◆ Text excerpt
1st President of the World Congress of Free Ukrainians
- In office 1973–1978
- Preceded by: Antin Melnyk
- Succeeded by: Mykola Plaviuk
- In office 1967–1969
- Preceded by: Office established
- Succeeded by: Joseph Lesawyer

1st President of the Ukrainian Canadian Committee
- In office 1959–1971
- Preceded by: Serge Sawchuk
- Succeeded by: Peter Kondra
- In office 1940–1953
- Preceded by: Office established
- Succeeded by: Antony Yaremovich

Personal details
- Born: September 17, 1893 Wikno, Austrian Galicia, Austria-Hungary (now Vikno, Ternopil Oblast, Ukraine)
- Died: September 25, 1979 (aged 86) Winnipeg, Manitoba, Canada
- Resting place: All Saints Cemetery, Rural Municipality of West St. Paul
- Citizenship: Austria-Hungary Canada
- Alma mater: Collegium Canisianum; University of Innsbruck;
- Occupation: Priest and political activist

= Wasyl Kushnir =

Ukrainian priest and political activist (1893–1979)

Wasyl "Basil" Kushnir (Василь Михайлович Кушнір; September 17, 1893 – September 25, 1979) was a Ukrainian priest and political activist who was elected as the president of the World Congress of Free Ukrainians (WCFU) from 1967 to 1969 and 1973 to 1978, and Ukrainian Canadian Committee (UCC) from 1940 to 1953 and 1959 to 1971.

==Early life and education ==
Kushnir was born on September 17, 1893, in Vikno, West Ukraine, and finished his high school education in Ternopil and Lviv. He served in the Austro-Hungarian Army on the Italian front during World War I and spent three years in captivity. After passing via Odesa, he joined the Red Army and served in Vinnytsia and Kharkiv before fleeing to his hometown. He was a teacher in 1923–1924.

◆ Goal 1
Copy out everything in the Wasyl Kushnir biography from "Personal details" down to "political activist (1893–1979)".
◆ Goal 2
How many lines of the entries contain the string "Baby", matching case exactly? Reply with the number alone.

[Coordinate annotation entries]
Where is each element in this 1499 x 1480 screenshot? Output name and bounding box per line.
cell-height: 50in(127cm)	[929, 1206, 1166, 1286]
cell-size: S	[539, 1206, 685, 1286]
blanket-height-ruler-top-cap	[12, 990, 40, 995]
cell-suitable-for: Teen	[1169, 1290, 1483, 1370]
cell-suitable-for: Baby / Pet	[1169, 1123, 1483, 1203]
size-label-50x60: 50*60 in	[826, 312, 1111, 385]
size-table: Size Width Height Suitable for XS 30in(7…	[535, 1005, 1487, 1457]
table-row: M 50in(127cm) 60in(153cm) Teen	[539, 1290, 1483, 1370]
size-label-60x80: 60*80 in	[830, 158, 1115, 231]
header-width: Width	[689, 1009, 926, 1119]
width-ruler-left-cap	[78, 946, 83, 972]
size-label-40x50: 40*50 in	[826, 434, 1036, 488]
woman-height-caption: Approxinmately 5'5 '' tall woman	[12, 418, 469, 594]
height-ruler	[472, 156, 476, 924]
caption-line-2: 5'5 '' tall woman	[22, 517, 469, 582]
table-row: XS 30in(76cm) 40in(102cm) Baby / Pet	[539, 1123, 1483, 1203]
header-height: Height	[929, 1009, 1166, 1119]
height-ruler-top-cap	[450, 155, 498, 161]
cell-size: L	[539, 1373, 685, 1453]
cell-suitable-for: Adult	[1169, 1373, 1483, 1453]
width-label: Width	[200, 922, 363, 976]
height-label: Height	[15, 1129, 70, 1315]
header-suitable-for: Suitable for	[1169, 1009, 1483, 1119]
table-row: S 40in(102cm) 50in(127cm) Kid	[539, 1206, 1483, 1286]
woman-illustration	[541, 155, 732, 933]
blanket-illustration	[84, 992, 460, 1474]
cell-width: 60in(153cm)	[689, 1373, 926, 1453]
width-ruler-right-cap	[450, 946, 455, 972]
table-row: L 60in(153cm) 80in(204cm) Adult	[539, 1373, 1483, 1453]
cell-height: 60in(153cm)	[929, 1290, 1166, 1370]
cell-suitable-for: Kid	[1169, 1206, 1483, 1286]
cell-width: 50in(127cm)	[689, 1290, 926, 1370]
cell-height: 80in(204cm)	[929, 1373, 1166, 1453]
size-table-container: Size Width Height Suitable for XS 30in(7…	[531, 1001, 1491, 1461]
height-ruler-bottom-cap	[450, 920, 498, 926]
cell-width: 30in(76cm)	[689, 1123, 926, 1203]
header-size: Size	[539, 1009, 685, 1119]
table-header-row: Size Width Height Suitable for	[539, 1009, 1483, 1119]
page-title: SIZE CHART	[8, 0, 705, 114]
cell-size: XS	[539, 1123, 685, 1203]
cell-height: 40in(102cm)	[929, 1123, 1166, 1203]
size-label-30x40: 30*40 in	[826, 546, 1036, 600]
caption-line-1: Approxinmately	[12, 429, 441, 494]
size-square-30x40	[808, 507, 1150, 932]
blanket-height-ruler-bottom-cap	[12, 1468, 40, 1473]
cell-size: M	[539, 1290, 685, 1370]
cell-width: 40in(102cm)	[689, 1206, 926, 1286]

◆ Full response 1
Personal details
- Born: September 17, 1893 Wikno, Austrian Galicia, Austria-Hungary (now Vikno, Ternopil Oblast, Ukraine)
- Died: September 25, 1979 (aged 86) Winnipeg, Manitoba, Canada
- Resting place: All Saints Cemetery, Rural Municipality of West St. Paul
- Citizenship: Austria-Hungary Canada
- Alma mater: Collegium Canisianum; University of Innsbruck;
- Occupation: Priest and political activist

= Wasyl Kushnir =

Ukrainian priest and political activist (1893–1979)

◆ Full response 2
2